## EXERCISE GOAL
Copy out each line of the material below that holds the string "今シーズンの得失点".
══════════
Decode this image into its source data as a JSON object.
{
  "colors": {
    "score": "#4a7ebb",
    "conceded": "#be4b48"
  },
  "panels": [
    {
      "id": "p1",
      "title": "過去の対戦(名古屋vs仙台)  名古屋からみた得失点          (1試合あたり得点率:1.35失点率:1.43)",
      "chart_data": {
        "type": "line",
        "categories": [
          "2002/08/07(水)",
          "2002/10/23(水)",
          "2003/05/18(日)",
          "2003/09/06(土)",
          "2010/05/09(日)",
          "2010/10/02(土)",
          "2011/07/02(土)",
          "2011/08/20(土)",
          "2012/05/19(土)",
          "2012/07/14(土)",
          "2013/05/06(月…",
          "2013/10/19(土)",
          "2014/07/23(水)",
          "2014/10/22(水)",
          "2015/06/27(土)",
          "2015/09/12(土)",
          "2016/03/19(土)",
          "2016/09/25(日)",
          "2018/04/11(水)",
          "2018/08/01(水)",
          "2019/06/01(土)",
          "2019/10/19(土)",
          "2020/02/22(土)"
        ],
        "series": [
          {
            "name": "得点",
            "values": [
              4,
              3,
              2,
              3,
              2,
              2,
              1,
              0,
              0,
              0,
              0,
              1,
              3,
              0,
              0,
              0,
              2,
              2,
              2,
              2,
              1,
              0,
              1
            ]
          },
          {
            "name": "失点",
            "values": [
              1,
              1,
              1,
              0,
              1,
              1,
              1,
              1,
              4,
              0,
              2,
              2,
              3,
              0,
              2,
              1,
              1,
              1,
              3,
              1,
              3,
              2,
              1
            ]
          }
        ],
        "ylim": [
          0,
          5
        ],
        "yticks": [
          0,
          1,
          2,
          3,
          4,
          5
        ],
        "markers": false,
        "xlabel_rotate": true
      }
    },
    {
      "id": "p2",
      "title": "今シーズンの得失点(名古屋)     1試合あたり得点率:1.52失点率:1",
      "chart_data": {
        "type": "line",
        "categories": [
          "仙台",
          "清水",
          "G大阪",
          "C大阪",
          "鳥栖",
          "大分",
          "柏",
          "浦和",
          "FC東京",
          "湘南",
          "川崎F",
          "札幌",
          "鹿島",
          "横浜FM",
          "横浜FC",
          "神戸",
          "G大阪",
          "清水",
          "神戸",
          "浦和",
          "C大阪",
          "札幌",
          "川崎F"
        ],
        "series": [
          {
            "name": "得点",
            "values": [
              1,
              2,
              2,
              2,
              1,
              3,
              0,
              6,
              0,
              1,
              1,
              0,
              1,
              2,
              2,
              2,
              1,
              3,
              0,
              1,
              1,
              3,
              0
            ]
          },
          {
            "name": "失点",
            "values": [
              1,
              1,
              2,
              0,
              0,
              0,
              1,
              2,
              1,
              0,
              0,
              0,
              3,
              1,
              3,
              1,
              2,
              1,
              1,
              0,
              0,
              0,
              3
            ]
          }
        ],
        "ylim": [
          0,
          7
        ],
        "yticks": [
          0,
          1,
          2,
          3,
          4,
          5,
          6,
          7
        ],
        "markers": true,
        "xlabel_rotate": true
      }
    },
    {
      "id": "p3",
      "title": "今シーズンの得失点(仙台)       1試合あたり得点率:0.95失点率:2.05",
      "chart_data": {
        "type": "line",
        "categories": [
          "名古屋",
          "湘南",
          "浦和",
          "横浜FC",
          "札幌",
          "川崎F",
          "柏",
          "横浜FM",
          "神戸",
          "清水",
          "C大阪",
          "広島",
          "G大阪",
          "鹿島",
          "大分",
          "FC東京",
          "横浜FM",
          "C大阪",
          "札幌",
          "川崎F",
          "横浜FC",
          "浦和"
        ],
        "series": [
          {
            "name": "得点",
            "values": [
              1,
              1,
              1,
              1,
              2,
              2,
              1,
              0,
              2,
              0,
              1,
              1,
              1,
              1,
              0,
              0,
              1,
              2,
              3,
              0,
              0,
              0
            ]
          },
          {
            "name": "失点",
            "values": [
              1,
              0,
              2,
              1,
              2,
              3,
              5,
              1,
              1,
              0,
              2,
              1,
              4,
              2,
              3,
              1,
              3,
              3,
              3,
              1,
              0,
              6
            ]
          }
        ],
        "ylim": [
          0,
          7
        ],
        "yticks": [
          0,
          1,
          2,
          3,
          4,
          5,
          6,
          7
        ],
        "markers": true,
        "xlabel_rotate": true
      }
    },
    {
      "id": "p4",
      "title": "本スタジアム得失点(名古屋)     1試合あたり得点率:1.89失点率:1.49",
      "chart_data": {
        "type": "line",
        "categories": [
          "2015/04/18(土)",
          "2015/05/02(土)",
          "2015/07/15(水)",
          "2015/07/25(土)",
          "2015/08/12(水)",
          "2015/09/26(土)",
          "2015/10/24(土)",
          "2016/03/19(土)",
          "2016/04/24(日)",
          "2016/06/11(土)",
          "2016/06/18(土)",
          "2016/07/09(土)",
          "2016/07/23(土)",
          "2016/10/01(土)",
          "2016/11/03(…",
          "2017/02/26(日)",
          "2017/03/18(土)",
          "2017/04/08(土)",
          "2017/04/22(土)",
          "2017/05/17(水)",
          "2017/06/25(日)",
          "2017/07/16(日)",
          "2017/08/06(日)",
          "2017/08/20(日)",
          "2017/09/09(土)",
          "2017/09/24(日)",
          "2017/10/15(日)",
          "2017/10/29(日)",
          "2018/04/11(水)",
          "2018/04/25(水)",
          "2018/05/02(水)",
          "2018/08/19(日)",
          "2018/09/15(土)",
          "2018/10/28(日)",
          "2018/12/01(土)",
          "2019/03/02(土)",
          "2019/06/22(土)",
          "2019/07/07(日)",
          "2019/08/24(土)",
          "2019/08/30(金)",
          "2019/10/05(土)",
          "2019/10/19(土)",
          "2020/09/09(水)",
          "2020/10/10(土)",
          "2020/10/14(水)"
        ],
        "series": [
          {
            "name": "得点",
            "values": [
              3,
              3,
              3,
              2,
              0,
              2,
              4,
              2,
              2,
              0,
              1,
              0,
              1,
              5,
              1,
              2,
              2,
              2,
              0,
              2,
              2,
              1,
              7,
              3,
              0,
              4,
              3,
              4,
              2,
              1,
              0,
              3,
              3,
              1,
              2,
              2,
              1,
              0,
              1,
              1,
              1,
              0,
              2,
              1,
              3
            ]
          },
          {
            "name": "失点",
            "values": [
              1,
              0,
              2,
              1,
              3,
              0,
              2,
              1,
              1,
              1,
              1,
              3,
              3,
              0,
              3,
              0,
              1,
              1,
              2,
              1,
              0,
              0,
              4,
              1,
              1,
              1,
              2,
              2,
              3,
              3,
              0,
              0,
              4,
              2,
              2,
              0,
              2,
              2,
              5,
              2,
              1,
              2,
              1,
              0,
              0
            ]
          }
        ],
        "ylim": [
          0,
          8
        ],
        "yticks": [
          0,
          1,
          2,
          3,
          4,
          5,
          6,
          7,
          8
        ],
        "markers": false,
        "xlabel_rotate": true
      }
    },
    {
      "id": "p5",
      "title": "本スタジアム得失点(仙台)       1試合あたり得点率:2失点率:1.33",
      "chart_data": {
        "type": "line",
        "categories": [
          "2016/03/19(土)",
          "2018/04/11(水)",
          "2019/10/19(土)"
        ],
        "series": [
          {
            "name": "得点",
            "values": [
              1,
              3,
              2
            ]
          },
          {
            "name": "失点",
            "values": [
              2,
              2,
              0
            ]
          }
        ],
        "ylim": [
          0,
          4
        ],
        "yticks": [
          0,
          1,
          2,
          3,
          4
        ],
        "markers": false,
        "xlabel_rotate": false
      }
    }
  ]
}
══════════
## EXPECTED ANSWER
      "title": "今シーズンの得失点(名古屋)     1試合あたり得点率:1.52失点率:1",
      "title": "今シーズンの得失点(仙台)       1試合あたり得点率:0.95失点率:2.05",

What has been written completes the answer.